Records provided>

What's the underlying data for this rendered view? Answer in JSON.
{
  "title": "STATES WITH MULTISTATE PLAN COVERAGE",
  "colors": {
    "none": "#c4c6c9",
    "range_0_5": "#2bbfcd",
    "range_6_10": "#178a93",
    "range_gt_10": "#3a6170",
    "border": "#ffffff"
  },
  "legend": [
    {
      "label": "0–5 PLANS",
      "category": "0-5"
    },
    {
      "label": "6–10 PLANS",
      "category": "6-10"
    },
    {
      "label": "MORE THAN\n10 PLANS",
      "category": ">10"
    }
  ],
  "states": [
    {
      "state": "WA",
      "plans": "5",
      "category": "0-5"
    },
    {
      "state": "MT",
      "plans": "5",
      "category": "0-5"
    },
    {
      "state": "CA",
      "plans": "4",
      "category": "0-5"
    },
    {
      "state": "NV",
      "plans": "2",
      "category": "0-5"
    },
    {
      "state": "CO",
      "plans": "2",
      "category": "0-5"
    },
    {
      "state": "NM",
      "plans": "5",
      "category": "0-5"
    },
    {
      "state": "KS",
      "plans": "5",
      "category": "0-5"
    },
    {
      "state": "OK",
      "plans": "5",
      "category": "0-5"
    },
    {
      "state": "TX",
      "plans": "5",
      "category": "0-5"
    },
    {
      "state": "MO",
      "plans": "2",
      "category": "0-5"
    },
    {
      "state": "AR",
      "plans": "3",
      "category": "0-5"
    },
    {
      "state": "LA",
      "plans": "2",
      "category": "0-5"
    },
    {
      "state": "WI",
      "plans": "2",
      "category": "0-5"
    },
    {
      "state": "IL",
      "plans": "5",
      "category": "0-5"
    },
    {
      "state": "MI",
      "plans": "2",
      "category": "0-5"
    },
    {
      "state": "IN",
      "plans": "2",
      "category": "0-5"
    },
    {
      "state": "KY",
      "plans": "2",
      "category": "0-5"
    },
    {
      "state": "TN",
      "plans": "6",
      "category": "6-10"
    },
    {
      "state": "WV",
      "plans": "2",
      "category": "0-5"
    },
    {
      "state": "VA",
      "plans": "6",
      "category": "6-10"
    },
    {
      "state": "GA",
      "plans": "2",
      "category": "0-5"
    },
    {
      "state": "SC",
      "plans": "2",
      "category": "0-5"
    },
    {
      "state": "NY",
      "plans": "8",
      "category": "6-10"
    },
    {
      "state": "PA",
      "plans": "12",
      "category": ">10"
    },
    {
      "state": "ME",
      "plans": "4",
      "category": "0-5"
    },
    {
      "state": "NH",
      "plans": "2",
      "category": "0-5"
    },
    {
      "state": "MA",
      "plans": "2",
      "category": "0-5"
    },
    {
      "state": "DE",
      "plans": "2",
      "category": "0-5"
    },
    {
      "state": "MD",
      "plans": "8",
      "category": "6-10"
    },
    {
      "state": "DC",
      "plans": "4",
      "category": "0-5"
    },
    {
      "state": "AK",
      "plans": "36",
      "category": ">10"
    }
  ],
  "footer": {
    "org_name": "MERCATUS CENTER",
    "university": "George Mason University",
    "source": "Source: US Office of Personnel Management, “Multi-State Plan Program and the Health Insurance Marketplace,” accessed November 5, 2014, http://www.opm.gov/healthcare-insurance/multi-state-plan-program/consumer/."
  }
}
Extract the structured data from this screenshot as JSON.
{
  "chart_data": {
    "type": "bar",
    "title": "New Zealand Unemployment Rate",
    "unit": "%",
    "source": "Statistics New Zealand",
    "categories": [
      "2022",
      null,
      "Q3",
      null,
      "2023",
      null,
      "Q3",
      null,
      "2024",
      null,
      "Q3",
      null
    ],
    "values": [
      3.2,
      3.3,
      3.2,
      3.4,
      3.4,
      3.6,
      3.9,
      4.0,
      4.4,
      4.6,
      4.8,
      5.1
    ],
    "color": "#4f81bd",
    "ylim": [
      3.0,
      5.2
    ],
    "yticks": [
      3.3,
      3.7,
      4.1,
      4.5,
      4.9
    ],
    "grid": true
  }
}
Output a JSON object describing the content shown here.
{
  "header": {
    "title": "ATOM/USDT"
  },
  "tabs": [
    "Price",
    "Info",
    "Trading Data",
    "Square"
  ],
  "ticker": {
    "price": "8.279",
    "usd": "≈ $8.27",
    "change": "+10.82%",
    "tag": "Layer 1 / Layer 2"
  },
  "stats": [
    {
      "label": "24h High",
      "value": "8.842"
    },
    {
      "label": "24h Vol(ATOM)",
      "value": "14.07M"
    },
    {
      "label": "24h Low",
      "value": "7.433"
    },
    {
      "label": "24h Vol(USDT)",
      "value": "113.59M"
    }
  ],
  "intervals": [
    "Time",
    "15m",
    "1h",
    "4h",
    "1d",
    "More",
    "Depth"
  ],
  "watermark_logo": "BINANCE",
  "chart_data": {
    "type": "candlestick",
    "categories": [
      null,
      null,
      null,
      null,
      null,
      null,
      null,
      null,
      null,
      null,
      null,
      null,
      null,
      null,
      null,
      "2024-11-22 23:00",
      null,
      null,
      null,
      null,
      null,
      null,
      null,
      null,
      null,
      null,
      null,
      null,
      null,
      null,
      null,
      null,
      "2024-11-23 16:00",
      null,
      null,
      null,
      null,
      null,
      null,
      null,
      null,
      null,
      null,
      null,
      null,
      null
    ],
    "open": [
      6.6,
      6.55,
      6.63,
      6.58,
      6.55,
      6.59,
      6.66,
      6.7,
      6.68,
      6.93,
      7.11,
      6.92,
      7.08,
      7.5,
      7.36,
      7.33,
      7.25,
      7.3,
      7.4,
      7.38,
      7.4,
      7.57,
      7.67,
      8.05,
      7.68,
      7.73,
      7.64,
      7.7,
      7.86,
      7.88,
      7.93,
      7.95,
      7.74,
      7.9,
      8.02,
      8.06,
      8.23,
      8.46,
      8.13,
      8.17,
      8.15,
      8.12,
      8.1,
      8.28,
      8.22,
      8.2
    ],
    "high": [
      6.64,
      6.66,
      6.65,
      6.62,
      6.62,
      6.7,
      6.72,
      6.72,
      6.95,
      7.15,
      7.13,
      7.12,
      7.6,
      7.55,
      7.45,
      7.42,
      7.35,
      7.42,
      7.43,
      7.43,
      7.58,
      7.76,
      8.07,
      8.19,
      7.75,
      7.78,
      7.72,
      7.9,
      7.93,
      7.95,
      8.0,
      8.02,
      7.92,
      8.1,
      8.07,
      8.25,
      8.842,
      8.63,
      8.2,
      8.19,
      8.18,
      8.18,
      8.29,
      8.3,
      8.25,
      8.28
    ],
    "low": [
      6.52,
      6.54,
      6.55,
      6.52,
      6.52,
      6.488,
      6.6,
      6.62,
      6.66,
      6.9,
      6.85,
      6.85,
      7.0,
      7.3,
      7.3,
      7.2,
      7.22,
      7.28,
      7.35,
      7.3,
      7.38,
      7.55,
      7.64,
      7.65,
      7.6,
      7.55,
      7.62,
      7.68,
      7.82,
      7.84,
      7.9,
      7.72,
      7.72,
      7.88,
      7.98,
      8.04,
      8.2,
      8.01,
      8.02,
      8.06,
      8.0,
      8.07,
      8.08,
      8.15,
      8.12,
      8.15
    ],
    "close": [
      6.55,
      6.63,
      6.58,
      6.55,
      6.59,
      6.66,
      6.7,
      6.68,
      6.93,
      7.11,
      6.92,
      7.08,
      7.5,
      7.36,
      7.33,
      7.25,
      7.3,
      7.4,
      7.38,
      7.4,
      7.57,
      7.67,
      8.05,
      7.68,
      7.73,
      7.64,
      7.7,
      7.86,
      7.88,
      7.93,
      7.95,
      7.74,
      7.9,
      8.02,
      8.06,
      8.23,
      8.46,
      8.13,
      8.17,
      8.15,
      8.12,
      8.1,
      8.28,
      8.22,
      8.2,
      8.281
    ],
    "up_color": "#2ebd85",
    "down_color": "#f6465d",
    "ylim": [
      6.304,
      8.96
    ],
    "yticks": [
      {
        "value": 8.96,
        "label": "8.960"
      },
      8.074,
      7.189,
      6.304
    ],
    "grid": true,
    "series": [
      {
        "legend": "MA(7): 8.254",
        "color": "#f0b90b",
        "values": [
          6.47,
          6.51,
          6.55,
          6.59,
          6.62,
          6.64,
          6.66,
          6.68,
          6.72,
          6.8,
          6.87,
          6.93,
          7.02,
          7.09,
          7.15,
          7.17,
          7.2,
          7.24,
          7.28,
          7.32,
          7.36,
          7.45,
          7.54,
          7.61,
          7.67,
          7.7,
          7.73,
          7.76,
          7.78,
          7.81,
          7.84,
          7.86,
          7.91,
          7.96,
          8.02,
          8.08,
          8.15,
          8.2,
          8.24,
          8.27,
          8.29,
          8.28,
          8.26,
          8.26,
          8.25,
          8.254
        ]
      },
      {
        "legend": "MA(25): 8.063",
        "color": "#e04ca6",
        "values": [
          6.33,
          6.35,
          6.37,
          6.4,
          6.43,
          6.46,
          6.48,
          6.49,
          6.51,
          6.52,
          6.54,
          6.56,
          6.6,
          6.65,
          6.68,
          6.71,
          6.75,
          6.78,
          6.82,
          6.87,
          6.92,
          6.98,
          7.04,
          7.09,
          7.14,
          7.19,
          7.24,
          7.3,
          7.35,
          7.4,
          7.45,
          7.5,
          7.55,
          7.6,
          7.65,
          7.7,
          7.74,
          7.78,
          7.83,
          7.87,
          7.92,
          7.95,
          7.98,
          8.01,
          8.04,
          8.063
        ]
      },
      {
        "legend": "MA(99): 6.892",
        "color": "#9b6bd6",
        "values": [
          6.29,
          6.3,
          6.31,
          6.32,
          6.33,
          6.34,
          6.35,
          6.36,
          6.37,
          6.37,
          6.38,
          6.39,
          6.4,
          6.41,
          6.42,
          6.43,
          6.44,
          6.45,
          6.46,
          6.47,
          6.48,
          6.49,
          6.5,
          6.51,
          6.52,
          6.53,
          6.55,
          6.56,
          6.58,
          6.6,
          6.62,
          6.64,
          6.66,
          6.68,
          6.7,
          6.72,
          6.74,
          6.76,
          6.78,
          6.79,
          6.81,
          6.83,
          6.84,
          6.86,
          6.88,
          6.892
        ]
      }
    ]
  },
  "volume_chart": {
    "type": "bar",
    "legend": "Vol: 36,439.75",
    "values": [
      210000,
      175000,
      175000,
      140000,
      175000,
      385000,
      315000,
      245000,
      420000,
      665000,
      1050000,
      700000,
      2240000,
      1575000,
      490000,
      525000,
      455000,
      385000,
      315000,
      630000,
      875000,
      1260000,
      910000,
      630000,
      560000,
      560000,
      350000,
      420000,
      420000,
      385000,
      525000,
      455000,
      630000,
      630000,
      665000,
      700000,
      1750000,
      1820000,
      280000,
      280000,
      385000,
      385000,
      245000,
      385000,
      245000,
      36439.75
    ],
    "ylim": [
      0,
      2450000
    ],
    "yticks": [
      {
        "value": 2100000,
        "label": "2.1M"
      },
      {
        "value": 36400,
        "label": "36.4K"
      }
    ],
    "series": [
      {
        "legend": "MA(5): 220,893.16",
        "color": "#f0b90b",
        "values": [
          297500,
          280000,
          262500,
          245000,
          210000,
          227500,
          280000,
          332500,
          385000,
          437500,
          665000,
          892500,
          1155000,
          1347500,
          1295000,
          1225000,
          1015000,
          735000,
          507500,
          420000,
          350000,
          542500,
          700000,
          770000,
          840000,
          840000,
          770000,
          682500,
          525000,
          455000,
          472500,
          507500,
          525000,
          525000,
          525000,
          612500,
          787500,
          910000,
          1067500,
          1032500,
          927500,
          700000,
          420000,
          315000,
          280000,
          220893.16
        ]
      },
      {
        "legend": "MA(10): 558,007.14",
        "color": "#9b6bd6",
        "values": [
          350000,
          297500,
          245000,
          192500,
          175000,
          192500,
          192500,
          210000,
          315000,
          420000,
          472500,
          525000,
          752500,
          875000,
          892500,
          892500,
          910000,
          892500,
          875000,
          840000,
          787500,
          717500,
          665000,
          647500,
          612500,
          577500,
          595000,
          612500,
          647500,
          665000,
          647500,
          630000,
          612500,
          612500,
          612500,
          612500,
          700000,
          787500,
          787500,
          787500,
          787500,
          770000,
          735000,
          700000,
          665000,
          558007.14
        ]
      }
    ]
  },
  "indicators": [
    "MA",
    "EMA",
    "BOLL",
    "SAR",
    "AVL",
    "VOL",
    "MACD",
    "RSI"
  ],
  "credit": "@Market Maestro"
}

Given problem>
Using the entries above, find all lines with "title". Copy them.

Full response>
  "title": "STATES WITH MULTISTATE PLAN COVERAGE",
    "title": "New Zealand Unemployment Rate",
    "title": "ATOM/USDT"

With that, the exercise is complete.